Task prompt >> Copy every line from the data below in which the string "title" can be found.

* * *

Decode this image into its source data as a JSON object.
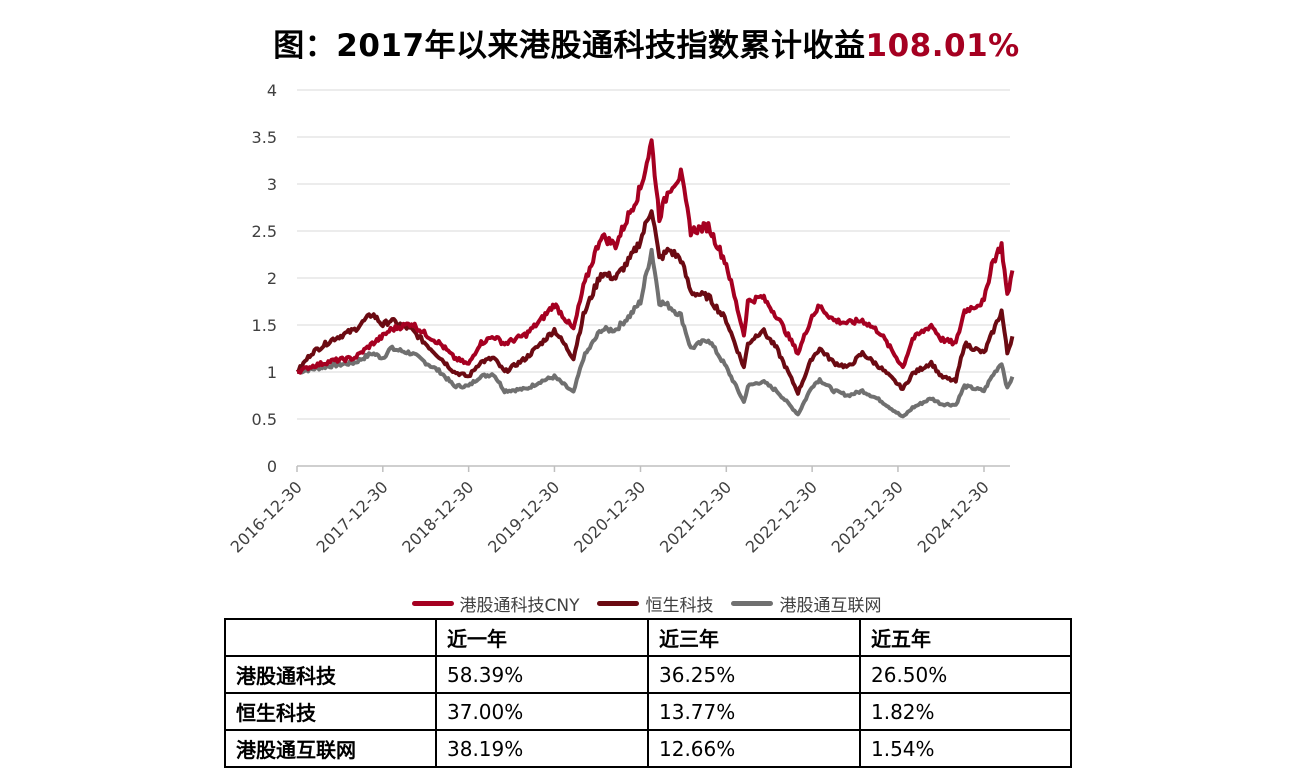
{
  "title": {
    "main": "图：2017年以来港股通科技指数累计收益",
    "highlight": "108.01%"
  },
  "chart_data": {
    "type": "line",
    "title": "图：2017年以来港股通科技指数累计收益108.01%",
    "xlabel": "",
    "ylabel": "",
    "ylim": [
      0,
      4
    ],
    "yticks": [
      "0",
      "0.5",
      "1",
      "1.5",
      "2",
      "2.5",
      "3",
      "3.5",
      "4"
    ],
    "xticks": [
      "2016-12-30",
      "2017-12-30",
      "2018-12-30",
      "2019-12-30",
      "2020-12-30",
      "2021-12-30",
      "2022-12-30",
      "2023-12-30",
      "2024-12-30"
    ],
    "grid": true,
    "legend_position": "bottom",
    "series": [
      {
        "name": "港股通科技CNY",
        "color": "#A50021",
        "points": [
          [
            "2016-12-30",
            1.0
          ],
          [
            "2017-03-01",
            1.06
          ],
          [
            "2017-06-01",
            1.12
          ],
          [
            "2017-09-01",
            1.15
          ],
          [
            "2017-11-15",
            1.3
          ],
          [
            "2017-12-30",
            1.38
          ],
          [
            "2018-02-01",
            1.45
          ],
          [
            "2018-05-01",
            1.52
          ],
          [
            "2018-07-01",
            1.4
          ],
          [
            "2018-09-01",
            1.3
          ],
          [
            "2018-10-30",
            1.15
          ],
          [
            "2018-12-30",
            1.08
          ],
          [
            "2019-02-15",
            1.3
          ],
          [
            "2019-04-15",
            1.38
          ],
          [
            "2019-06-01",
            1.3
          ],
          [
            "2019-09-01",
            1.4
          ],
          [
            "2019-11-01",
            1.55
          ],
          [
            "2019-12-30",
            1.72
          ],
          [
            "2020-03-20",
            1.45
          ],
          [
            "2020-05-01",
            1.9
          ],
          [
            "2020-07-15",
            2.45
          ],
          [
            "2020-09-15",
            2.35
          ],
          [
            "2020-11-15",
            2.7
          ],
          [
            "2020-12-30",
            2.95
          ],
          [
            "2021-02-15",
            3.45
          ],
          [
            "2021-03-20",
            2.65
          ],
          [
            "2021-05-01",
            2.95
          ],
          [
            "2021-06-20",
            3.1
          ],
          [
            "2021-08-01",
            2.5
          ],
          [
            "2021-10-15",
            2.55
          ],
          [
            "2021-12-30",
            2.15
          ],
          [
            "2022-03-15",
            1.4
          ],
          [
            "2022-04-01",
            1.75
          ],
          [
            "2022-06-01",
            1.8
          ],
          [
            "2022-08-01",
            1.6
          ],
          [
            "2022-10-31",
            1.2
          ],
          [
            "2022-12-30",
            1.6
          ],
          [
            "2023-01-31",
            1.7
          ],
          [
            "2023-04-01",
            1.55
          ],
          [
            "2023-06-01",
            1.52
          ],
          [
            "2023-08-01",
            1.55
          ],
          [
            "2023-10-15",
            1.42
          ],
          [
            "2024-01-20",
            1.05
          ],
          [
            "2024-03-01",
            1.35
          ],
          [
            "2024-05-20",
            1.5
          ],
          [
            "2024-07-01",
            1.35
          ],
          [
            "2024-09-01",
            1.3
          ],
          [
            "2024-10-08",
            1.65
          ],
          [
            "2024-12-30",
            1.75
          ],
          [
            "2025-02-01",
            2.15
          ],
          [
            "2025-03-15",
            2.35
          ],
          [
            "2025-04-08",
            1.8
          ],
          [
            "2025-04-30",
            2.08
          ]
        ]
      },
      {
        "name": "恒生科技",
        "color": "#6B0A12",
        "points": [
          [
            "2016-12-30",
            1.0
          ],
          [
            "2017-03-01",
            1.2
          ],
          [
            "2017-06-01",
            1.35
          ],
          [
            "2017-09-01",
            1.45
          ],
          [
            "2017-11-15",
            1.62
          ],
          [
            "2017-12-30",
            1.5
          ],
          [
            "2018-02-01",
            1.55
          ],
          [
            "2018-05-01",
            1.45
          ],
          [
            "2018-07-01",
            1.3
          ],
          [
            "2018-09-01",
            1.15
          ],
          [
            "2018-10-30",
            1.0
          ],
          [
            "2018-12-30",
            0.95
          ],
          [
            "2019-02-15",
            1.1
          ],
          [
            "2019-04-15",
            1.15
          ],
          [
            "2019-06-01",
            1.0
          ],
          [
            "2019-09-01",
            1.15
          ],
          [
            "2019-11-01",
            1.3
          ],
          [
            "2019-12-30",
            1.45
          ],
          [
            "2020-03-20",
            1.15
          ],
          [
            "2020-05-01",
            1.6
          ],
          [
            "2020-07-15",
            2.05
          ],
          [
            "2020-09-15",
            2.0
          ],
          [
            "2020-11-15",
            2.2
          ],
          [
            "2020-12-30",
            2.4
          ],
          [
            "2021-02-15",
            2.75
          ],
          [
            "2021-03-20",
            2.2
          ],
          [
            "2021-05-01",
            2.3
          ],
          [
            "2021-06-20",
            2.2
          ],
          [
            "2021-08-01",
            1.85
          ],
          [
            "2021-10-15",
            1.8
          ],
          [
            "2021-12-30",
            1.55
          ],
          [
            "2022-03-15",
            1.05
          ],
          [
            "2022-04-01",
            1.3
          ],
          [
            "2022-06-01",
            1.45
          ],
          [
            "2022-08-01",
            1.25
          ],
          [
            "2022-10-31",
            0.78
          ],
          [
            "2022-12-30",
            1.15
          ],
          [
            "2023-01-31",
            1.25
          ],
          [
            "2023-04-01",
            1.1
          ],
          [
            "2023-06-01",
            1.05
          ],
          [
            "2023-08-01",
            1.2
          ],
          [
            "2023-10-15",
            1.05
          ],
          [
            "2024-01-20",
            0.82
          ],
          [
            "2024-03-01",
            0.98
          ],
          [
            "2024-05-20",
            1.1
          ],
          [
            "2024-07-01",
            0.95
          ],
          [
            "2024-09-01",
            0.9
          ],
          [
            "2024-10-08",
            1.3
          ],
          [
            "2024-12-30",
            1.2
          ],
          [
            "2025-02-01",
            1.4
          ],
          [
            "2025-03-15",
            1.65
          ],
          [
            "2025-04-08",
            1.2
          ],
          [
            "2025-04-30",
            1.38
          ]
        ]
      },
      {
        "name": "港股通互联网",
        "color": "#707070",
        "points": [
          [
            "2016-12-30",
            1.0
          ],
          [
            "2017-03-01",
            1.03
          ],
          [
            "2017-06-01",
            1.07
          ],
          [
            "2017-09-01",
            1.1
          ],
          [
            "2017-11-15",
            1.2
          ],
          [
            "2017-12-30",
            1.15
          ],
          [
            "2018-02-01",
            1.25
          ],
          [
            "2018-05-01",
            1.2
          ],
          [
            "2018-07-01",
            1.1
          ],
          [
            "2018-09-01",
            1.0
          ],
          [
            "2018-10-30",
            0.85
          ],
          [
            "2018-12-30",
            0.85
          ],
          [
            "2019-02-15",
            0.95
          ],
          [
            "2019-04-15",
            0.98
          ],
          [
            "2019-06-01",
            0.8
          ],
          [
            "2019-09-01",
            0.82
          ],
          [
            "2019-11-01",
            0.9
          ],
          [
            "2019-12-30",
            0.95
          ],
          [
            "2020-03-20",
            0.78
          ],
          [
            "2020-05-01",
            1.15
          ],
          [
            "2020-07-15",
            1.45
          ],
          [
            "2020-09-15",
            1.45
          ],
          [
            "2020-11-15",
            1.6
          ],
          [
            "2020-12-30",
            1.75
          ],
          [
            "2021-02-15",
            2.3
          ],
          [
            "2021-03-20",
            1.75
          ],
          [
            "2021-05-01",
            1.7
          ],
          [
            "2021-06-20",
            1.6
          ],
          [
            "2021-08-01",
            1.25
          ],
          [
            "2021-10-15",
            1.35
          ],
          [
            "2021-12-30",
            1.05
          ],
          [
            "2022-03-15",
            0.68
          ],
          [
            "2022-04-01",
            0.85
          ],
          [
            "2022-06-01",
            0.9
          ],
          [
            "2022-08-01",
            0.8
          ],
          [
            "2022-10-31",
            0.55
          ],
          [
            "2022-12-30",
            0.85
          ],
          [
            "2023-01-31",
            0.92
          ],
          [
            "2023-04-01",
            0.8
          ],
          [
            "2023-06-01",
            0.75
          ],
          [
            "2023-08-01",
            0.8
          ],
          [
            "2023-10-15",
            0.7
          ],
          [
            "2024-01-20",
            0.52
          ],
          [
            "2024-03-01",
            0.62
          ],
          [
            "2024-05-20",
            0.72
          ],
          [
            "2024-07-01",
            0.66
          ],
          [
            "2024-09-01",
            0.65
          ],
          [
            "2024-10-08",
            0.85
          ],
          [
            "2024-12-30",
            0.8
          ],
          [
            "2025-02-01",
            0.95
          ],
          [
            "2025-03-15",
            1.1
          ],
          [
            "2025-04-08",
            0.82
          ],
          [
            "2025-04-30",
            0.95
          ]
        ]
      }
    ]
  },
  "table": {
    "headers": [
      "",
      "近一年",
      "近三年",
      "近五年"
    ],
    "rows": [
      {
        "label": "港股通科技",
        "values": [
          "58.39%",
          "36.25%",
          "26.50%"
        ]
      },
      {
        "label": "恒生科技",
        "values": [
          "37.00%",
          "13.77%",
          "1.82%"
        ]
      },
      {
        "label": "港股通互联网",
        "values": [
          "38.19%",
          "12.66%",
          "1.54%"
        ]
      }
    ]
  }
}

* * *

Reply to the exercise >>
  "title": {
    "title": "图：2017年以来港股通科技指数累计收益108.01%",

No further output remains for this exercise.